WHAT YOU WILL DO >> Tally the lines that contain the string "icon" and state that total without comment.

──────────────────────────────

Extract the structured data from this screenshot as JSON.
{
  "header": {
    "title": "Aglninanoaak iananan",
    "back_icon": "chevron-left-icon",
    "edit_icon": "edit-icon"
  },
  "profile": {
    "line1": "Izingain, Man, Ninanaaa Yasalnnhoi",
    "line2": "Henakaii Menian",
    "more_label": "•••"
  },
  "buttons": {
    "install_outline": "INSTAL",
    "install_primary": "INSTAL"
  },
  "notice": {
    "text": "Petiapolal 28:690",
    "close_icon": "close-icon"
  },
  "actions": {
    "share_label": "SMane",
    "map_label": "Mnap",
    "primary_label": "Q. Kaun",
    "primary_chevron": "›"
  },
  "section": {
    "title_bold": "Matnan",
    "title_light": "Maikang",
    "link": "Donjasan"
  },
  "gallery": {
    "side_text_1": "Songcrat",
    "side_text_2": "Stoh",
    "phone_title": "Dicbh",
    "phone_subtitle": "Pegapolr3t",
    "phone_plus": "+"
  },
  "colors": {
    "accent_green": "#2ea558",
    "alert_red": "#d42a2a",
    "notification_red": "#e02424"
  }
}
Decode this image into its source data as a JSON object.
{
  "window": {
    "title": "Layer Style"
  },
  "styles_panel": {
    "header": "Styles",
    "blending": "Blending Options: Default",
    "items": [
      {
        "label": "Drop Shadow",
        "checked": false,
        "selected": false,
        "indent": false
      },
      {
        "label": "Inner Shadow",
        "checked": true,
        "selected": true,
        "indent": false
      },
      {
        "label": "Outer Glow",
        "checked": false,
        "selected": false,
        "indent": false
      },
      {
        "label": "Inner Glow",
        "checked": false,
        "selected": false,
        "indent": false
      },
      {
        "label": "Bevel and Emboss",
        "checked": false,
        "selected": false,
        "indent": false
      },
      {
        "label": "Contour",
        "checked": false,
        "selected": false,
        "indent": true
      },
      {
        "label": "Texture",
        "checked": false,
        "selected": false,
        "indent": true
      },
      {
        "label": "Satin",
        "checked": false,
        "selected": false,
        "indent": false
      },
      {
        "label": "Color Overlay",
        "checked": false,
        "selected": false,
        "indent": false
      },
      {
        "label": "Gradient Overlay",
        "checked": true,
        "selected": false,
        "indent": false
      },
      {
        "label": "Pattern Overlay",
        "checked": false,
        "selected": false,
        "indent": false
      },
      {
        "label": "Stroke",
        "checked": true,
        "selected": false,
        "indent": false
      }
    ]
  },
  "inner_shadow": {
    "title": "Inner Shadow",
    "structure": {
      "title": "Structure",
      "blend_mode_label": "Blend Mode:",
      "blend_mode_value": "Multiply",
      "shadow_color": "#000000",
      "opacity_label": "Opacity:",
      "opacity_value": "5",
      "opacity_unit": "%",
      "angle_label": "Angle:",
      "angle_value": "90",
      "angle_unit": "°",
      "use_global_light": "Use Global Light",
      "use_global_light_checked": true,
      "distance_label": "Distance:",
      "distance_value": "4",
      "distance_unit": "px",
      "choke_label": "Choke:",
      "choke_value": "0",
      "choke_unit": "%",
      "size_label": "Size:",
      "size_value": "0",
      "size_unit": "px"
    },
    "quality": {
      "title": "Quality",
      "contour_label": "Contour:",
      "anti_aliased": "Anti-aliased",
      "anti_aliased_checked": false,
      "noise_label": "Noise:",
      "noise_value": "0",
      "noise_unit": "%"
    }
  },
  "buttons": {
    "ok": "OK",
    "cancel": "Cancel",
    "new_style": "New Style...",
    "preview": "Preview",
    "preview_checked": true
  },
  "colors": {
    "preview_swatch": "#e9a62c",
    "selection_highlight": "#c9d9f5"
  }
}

──────────────────────────────

ANSWER BELOW >> 3